--- OBJECTIVE ---
Write out each line exactly as given. Leave the pictures out of your copy.

-- RECORDS SUPPLIED start --

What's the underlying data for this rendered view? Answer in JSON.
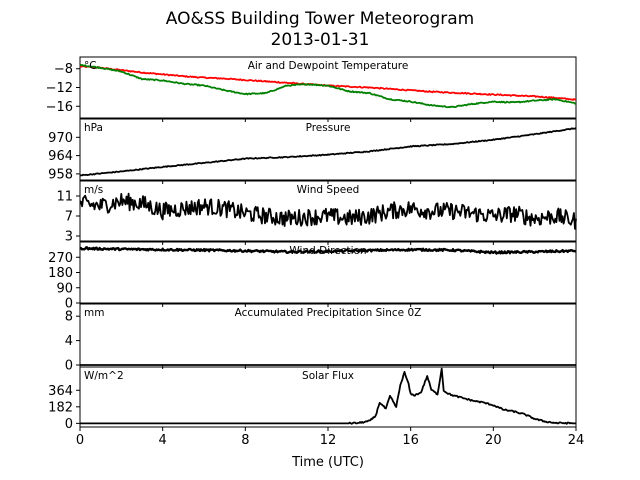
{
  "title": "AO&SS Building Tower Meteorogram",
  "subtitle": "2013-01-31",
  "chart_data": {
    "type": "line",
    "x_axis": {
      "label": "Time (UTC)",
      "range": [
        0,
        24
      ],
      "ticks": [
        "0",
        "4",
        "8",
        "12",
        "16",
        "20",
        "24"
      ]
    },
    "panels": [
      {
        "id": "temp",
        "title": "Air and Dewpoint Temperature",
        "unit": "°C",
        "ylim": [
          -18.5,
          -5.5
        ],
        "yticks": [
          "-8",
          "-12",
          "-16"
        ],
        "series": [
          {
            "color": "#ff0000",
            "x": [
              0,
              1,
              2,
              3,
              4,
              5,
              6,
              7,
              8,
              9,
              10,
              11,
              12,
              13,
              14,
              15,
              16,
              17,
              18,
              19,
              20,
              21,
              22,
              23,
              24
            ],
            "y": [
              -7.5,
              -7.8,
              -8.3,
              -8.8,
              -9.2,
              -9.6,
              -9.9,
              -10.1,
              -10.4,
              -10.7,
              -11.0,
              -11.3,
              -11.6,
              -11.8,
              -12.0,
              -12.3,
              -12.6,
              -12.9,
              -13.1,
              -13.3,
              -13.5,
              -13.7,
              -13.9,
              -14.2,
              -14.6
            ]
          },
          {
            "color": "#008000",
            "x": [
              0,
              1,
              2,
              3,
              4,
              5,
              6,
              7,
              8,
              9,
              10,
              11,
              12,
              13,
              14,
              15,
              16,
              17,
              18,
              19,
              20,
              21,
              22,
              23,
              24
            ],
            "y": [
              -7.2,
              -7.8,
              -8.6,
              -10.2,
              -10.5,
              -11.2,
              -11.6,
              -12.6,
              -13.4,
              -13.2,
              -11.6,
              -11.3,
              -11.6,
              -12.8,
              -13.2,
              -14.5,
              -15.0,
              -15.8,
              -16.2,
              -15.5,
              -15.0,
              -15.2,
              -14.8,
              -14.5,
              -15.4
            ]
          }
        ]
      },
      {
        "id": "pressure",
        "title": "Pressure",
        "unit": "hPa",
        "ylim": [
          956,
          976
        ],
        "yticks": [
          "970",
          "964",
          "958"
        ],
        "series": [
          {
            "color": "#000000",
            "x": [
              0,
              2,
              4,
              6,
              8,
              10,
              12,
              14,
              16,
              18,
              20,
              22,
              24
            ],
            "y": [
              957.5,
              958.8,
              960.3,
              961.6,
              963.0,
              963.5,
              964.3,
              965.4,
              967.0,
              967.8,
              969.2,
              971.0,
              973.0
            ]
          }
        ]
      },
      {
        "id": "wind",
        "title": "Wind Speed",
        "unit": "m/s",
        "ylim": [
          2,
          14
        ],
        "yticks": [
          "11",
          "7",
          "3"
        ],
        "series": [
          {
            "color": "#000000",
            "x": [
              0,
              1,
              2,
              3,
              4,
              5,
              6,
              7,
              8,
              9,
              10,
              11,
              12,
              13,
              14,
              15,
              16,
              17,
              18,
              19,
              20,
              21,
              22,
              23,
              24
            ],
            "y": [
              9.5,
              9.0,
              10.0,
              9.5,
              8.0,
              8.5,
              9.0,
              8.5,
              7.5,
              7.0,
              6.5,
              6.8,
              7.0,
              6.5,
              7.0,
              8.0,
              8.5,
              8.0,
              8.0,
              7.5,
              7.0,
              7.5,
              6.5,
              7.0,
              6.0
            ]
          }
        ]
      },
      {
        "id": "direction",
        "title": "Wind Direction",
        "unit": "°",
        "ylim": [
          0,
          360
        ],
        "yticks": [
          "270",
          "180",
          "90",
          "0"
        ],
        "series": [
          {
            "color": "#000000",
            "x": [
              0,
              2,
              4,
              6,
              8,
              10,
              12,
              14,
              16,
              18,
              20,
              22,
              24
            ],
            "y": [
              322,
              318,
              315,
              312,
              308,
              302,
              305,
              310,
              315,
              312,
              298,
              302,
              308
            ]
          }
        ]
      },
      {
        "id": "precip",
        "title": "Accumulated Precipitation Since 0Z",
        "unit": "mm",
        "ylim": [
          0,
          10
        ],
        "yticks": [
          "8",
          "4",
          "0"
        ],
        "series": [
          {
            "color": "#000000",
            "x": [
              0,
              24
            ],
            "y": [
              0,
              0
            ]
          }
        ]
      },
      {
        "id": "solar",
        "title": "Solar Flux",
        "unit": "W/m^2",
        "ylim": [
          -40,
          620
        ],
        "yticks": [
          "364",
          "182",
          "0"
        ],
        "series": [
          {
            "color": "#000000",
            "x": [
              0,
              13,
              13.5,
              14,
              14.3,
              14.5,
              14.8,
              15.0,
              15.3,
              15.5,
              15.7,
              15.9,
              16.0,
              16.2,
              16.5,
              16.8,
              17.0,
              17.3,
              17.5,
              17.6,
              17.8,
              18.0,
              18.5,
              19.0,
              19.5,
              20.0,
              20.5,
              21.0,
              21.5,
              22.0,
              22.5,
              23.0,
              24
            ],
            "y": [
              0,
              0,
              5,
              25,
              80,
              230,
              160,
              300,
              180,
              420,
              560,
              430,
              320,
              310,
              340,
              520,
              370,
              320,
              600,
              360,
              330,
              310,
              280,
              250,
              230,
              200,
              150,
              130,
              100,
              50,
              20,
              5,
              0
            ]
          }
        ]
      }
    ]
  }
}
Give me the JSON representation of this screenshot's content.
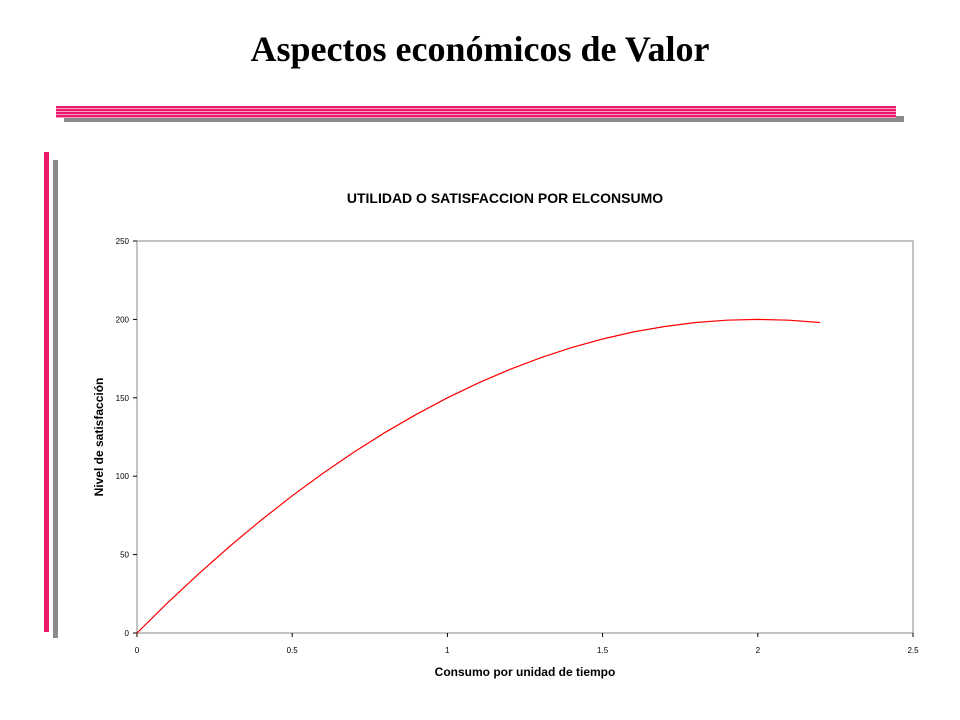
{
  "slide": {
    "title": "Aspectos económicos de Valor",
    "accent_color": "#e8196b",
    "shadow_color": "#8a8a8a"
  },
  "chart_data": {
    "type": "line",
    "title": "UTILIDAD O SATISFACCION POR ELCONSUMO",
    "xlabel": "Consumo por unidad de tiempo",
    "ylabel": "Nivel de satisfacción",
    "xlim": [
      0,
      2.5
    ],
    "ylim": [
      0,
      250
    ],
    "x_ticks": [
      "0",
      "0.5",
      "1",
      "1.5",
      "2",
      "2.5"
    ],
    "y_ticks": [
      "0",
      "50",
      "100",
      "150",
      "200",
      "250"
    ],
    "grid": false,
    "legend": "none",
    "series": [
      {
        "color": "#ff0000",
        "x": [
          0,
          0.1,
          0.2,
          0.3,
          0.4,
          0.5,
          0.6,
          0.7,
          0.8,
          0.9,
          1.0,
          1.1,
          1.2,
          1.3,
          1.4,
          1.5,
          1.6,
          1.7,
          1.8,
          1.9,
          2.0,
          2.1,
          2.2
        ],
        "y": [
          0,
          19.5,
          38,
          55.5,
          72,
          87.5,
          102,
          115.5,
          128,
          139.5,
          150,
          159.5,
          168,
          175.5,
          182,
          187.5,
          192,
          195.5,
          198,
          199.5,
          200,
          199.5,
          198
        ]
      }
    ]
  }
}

-- RECORDS SUPPLIED end --

--- SOLVED PROBLEM ---
What's the underlying data for this rendered view? Answer in JSON.
{
  "title": "AO&SS Building Tower Meteorogram",
  "subtitle": "2013-01-31",
  "chart_data": {
    "type": "line",
    "x_axis": {
      "label": "Time (UTC)",
      "range": [
        0,
        24
      ],
      "ticks": [
        "0",
        "4",
        "8",
        "12",
        "16",
        "20",
        "24"
      ]
    },
    "panels": [
      {
        "id": "temp",
        "title": "Air and Dewpoint Temperature",
        "unit": "°C",
        "ylim": [
          -18.5,
          -5.5
        ],
        "yticks": [
          "-8",
          "-12",
          "-16"
        ],
        "series": [
          {
            "color": "#ff0000",
            "x": [
              0,
              1,
              2,
              3,
              4,
              5,
              6,
              7,
              8,
              9,
              10,
              11,
              12,
              13,
              14,
              15,
              16,
              17,
              18,
              19,
              20,
              21,
              22,
              23,
              24
            ],
            "y": [
              -7.5,
              -7.8,
              -8.3,
              -8.8,
              -9.2,
              -9.6,
              -9.9,
              -10.1,
              -10.4,
              -10.7,
              -11.0,
              -11.3,
              -11.6,
              -11.8,
              -12.0,
              -12.3,
              -12.6,
              -12.9,
              -13.1,
              -13.3,
              -13.5,
              -13.7,
              -13.9,
              -14.2,
              -14.6
            ]
          },
          {
            "color": "#008000",
            "x": [
              0,
              1,
              2,
              3,
              4,
              5,
              6,
              7,
              8,
              9,
              10,
              11,
              12,
              13,
              14,
              15,
              16,
              17,
              18,
              19,
              20,
              21,
              22,
              23,
              24
            ],
            "y": [
              -7.2,
              -7.8,
              -8.6,
              -10.2,
              -10.5,
              -11.2,
              -11.6,
              -12.6,
              -13.4,
              -13.2,
              -11.6,
              -11.3,
              -11.6,
              -12.8,
              -13.2,
              -14.5,
              -15.0,
              -15.8,
              -16.2,
              -15.5,
              -15.0,
              -15.2,
              -14.8,
              -14.5,
              -15.4
            ]
          }
        ]
      },
      {
        "id": "pressure",
        "title": "Pressure",
        "unit": "hPa",
        "ylim": [
          956,
          976
        ],
        "yticks": [
          "970",
          "964",
          "958"
        ],
        "series": [
          {
            "color": "#000000",
            "x": [
              0,
              2,
              4,
              6,
              8,
              10,
              12,
              14,
              16,
              18,
              20,
              22,
              24
            ],
            "y": [
              957.5,
              958.8,
              960.3,
              961.6,
              963.0,
              963.5,
              964.3,
              965.4,
              967.0,
              967.8,
              969.2,
              971.0,
              973.0
            ]
          }
        ]
      },
      {
        "id": "wind",
        "title": "Wind Speed",
        "unit": "m/s",
        "ylim": [
          2,
          14
        ],
        "yticks": [
          "11",
          "7",
          "3"
        ],
        "series": [
          {
            "color": "#000000",
            "x": [
              0,
              1,
              2,
              3,
              4,
              5,
              6,
              7,
              8,
              9,
              10,
              11,
              12,
              13,
              14,
              15,
              16,
              17,
              18,
              19,
              20,
              21,
              22,
              23,
              24
            ],
            "y": [
              9.5,
              9.0,
              10.0,
              9.5,
              8.0,
              8.5,
              9.0,
              8.5,
              7.5,
              7.0,
              6.5,
              6.8,
              7.0,
              6.5,
              7.0,
              8.0,
              8.5,
              8.0,
              8.0,
              7.5,
              7.0,
              7.5,
              6.5,
              7.0,
              6.0
            ]
          }
        ]
      },
      {
        "id": "direction",
        "title": "Wind Direction",
        "unit": "°",
        "ylim": [
          0,
          360
        ],
        "yticks": [
          "270",
          "180",
          "90",
          "0"
        ],
        "series": [
          {
            "color": "#000000",
            "x": [
              0,
              2,
              4,
              6,
              8,
              10,
              12,
              14,
              16,
              18,
              20,
              22,
              24
            ],
            "y": [
              322,
              318,
              315,
              312,
              308,
              302,
              305,
              310,
              315,
              312,
              298,
              302,
              308
            ]
          }
        ]
      },
      {
        "id": "precip",
        "title": "Accumulated Precipitation Since 0Z",
        "unit": "mm",
        "ylim": [
          0,
          10
        ],
        "yticks": [
          "8",
          "4",
          "0"
        ],
        "series": [
          {
            "color": "#000000",
            "x": [
              0,
              24
            ],
            "y": [
              0,
              0
            ]
          }
        ]
      },
      {
        "id": "solar",
        "title": "Solar Flux",
        "unit": "W/m^2",
        "ylim": [
          -40,
          620
        ],
        "yticks": [
          "364",
          "182",
          "0"
        ],
        "series": [
          {
            "color": "#000000",
            "x": [
              0,
              13,
              13.5,
              14,
              14.3,
              14.5,
              14.8,
              15.0,
              15.3,
              15.5,
              15.7,
              15.9,
              16.0,
              16.2,
              16.5,
              16.8,
              17.0,
              17.3,
              17.5,
              17.6,
              17.8,
              18.0,
              18.5,
              19.0,
              19.5,
              20.0,
              20.5,
              21.0,
              21.5,
              22.0,
              22.5,
              23.0,
              24
            ],
            "y": [
              0,
              0,
              5,
              25,
              80,
              230,
              160,
              300,
              180,
              420,
              560,
              430,
              320,
              310,
              340,
              520,
              370,
              320,
              600,
              360,
              330,
              310,
              280,
              250,
              230,
              200,
              150,
              130,
              100,
              50,
              20,
              5,
              0
            ]
          }
        ]
      }
    ]
  }
}
Give me the JSON representation of this screenshot's content.
{
  "slide": {
    "title": "Aspectos económicos de Valor",
    "accent_color": "#e8196b",
    "shadow_color": "#8a8a8a"
  },
  "chart_data": {
    "type": "line",
    "title": "UTILIDAD O SATISFACCION POR ELCONSUMO",
    "xlabel": "Consumo por unidad de tiempo",
    "ylabel": "Nivel de satisfacción",
    "xlim": [
      0,
      2.5
    ],
    "ylim": [
      0,
      250
    ],
    "x_ticks": [
      "0",
      "0.5",
      "1",
      "1.5",
      "2",
      "2.5"
    ],
    "y_ticks": [
      "0",
      "50",
      "100",
      "150",
      "200",
      "250"
    ],
    "grid": false,
    "legend": "none",
    "series": [
      {
        "color": "#ff0000",
        "x": [
          0,
          0.1,
          0.2,
          0.3,
          0.4,
          0.5,
          0.6,
          0.7,
          0.8,
          0.9,
          1.0,
          1.1,
          1.2,
          1.3,
          1.4,
          1.5,
          1.6,
          1.7,
          1.8,
          1.9,
          2.0,
          2.1,
          2.2
        ],
        "y": [
          0,
          19.5,
          38,
          55.5,
          72,
          87.5,
          102,
          115.5,
          128,
          139.5,
          150,
          159.5,
          168,
          175.5,
          182,
          187.5,
          192,
          195.5,
          198,
          199.5,
          200,
          199.5,
          198
        ]
      }
    ]
  }
}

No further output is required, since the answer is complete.